• _Arbeitsauftrag A_:
Für welche Branchen nennt der Text über Fraunhofer-Promotionen Anforderungen, wie sie PEEK-Beschichtungen erfüllen? Zähle sie vollständig auf.
• _Arbeitsauftrag B_:
Kannst du den Text über Fraunhofer-Promotionen im Anschluss an seinen letzten Satz fortführen?

• _Extrahierter Text_:
Impfstoffe auf neuem Level
An gleich zwei Ansätzen für neue Impfstoff-Technologien wirkte Dr. Lea Bayer mit ihrer Promotion am Fraunhofer-Institut für Zelltherapie und Immunologie IZI mit. Zum einen konnte Bayer mit dem Ansatz eines genetischen Impfstoffs den Weg für einen Schutz gegen RSV(Respiratorisches Synzytial-Virus)-Infektionen ebnen: Dabei wird der Impfstoff als DNA per »Genfähre« in den Körper auf Basis nicht-humaner Papillomaviren eingeschleust. Vorteile dieser genetischen Impfstoffe sind ihre schnelle Anpassungsfähigkeit auf häufig mutierende Pathogene sowie die Eigenproduktion im Körper des Geimpften.
Zum anderen war Bayer an der Entwicklung eines neuen Verfahrens zur chemikalienfreien Herstellung von Totimpfstoffen beteiligt. Mittels niederenergetischer Elektronenbestrahlung werden die Erreger dabei schnell und reproduzierbar abgetötet. Auf diese Weise können Impfstoffe schneller, sicherer und kostengünstiger produziert werden.Beide Ansätze für Impfstoff-Technologien sind damit hochinnovativ und haben beträchtliche gesellschaftliche und wirtschaftliche Relevanz.
Hocheffizient vor Korrosion schützen
Dr. Hendrik Sändker entwickelte im Rahmen seiner Promotion am Fraunhofer-Institut für Lasertechnik ILT neuartige Methoden zur Herstellung funktionaler Beschichtungen aus partikulärem Polyetheretherketon (PEEK) mittels Lasertechnik. Der Hochleistungskunststoff PEEK eignet sich noch stärker als Magnesium oder andere Metalle für die Beschichtung von metallischen Bauteilen, wenn zusätzlich zum Schutz vor Abrieb hohe Beständigkeit gegen Temperatur und Korrosion erforderlich sind. Solche Anforderungen werden in vielen Branchen benötigt – vom Maschinen- und Automobilbau bis hin zu Anlagen für die Gewinnung erneuerbarer Energien.

(Auszüge aus einem Datensatz)

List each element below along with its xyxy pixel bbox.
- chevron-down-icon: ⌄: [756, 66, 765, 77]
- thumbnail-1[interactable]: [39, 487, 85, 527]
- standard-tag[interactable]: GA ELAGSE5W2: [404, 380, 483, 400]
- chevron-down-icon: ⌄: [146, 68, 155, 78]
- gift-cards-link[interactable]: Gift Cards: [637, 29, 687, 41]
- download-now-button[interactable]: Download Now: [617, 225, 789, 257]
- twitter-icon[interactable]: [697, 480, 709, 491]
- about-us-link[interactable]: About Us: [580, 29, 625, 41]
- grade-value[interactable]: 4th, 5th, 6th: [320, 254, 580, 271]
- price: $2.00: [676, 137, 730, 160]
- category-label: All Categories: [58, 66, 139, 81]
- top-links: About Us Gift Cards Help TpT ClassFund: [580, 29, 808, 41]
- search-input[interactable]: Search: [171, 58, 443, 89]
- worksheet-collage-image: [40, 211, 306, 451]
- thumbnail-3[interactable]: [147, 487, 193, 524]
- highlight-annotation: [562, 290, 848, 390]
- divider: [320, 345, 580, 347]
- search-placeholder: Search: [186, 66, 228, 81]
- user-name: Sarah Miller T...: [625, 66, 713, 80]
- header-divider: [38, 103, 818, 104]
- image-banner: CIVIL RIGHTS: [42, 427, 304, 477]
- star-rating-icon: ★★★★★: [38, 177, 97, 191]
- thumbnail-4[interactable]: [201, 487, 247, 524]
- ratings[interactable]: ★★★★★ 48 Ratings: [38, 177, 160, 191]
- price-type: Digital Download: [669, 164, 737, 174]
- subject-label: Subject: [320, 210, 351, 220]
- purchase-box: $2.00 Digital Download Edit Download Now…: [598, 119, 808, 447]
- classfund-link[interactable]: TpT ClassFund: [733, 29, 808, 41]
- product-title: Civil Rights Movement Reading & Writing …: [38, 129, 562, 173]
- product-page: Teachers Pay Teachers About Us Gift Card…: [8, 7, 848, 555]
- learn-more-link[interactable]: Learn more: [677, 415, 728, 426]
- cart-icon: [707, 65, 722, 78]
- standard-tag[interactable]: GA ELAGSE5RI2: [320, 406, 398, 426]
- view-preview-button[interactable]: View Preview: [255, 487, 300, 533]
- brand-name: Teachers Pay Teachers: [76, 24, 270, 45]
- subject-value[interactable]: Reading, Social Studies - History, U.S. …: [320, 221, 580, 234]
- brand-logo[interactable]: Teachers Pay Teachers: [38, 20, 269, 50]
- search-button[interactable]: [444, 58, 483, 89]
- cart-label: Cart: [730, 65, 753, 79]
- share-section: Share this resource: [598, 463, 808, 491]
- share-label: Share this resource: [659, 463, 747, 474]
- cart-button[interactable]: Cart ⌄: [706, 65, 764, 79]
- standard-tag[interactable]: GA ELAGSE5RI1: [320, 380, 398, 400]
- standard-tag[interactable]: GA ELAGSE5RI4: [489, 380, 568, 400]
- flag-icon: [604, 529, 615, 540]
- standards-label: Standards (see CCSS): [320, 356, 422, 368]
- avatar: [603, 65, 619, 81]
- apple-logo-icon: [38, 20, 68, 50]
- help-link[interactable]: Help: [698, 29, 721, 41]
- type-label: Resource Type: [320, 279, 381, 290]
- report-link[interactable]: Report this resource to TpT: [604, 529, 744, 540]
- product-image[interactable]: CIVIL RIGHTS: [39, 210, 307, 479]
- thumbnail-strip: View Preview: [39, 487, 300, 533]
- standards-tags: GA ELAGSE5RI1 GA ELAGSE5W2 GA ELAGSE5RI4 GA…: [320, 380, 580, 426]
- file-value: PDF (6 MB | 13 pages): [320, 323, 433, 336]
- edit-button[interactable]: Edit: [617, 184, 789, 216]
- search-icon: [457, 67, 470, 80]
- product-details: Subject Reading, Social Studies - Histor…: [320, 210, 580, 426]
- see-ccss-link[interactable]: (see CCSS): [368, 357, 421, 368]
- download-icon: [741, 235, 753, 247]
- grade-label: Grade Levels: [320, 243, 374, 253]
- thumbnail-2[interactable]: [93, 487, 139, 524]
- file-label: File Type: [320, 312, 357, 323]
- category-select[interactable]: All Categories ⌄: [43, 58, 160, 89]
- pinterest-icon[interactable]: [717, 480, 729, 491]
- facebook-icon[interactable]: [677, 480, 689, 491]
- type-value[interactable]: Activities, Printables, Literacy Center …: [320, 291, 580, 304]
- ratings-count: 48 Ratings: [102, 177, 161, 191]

• _Ergebnis A_:
- Maschinenbau
- Automobilbau
- Anlagen für die Gewinnung erneuerbarer Energien

• _Ergebnis B_:
Sändker trug im Rahmen von Förderprojekten mit Industriepartnern wesentlich dazu bei, bedarfsspezifische laserbasierte Herstellungsverfahren zu entwickeln – darunter vor allem als Schlüsseltechnologie ein Zweistrahlverfahren mit signifikant vergrößerter Energieeffizienz. Gemeinsam mit Partnern wie Schaeffler, Evonik, Mahle und Eloxalwerk Ludwigsburg ELB können die Verfahren in die Industrie überführt werden. Die Firma ELB wurde für das gemeinsam mit dem Fraunhofer ILT entwickelte Verfahren bereits mit dem ThinKing Community Award 2019 der Leichtbauagentur Baden-Württemberg ausgezeichnet.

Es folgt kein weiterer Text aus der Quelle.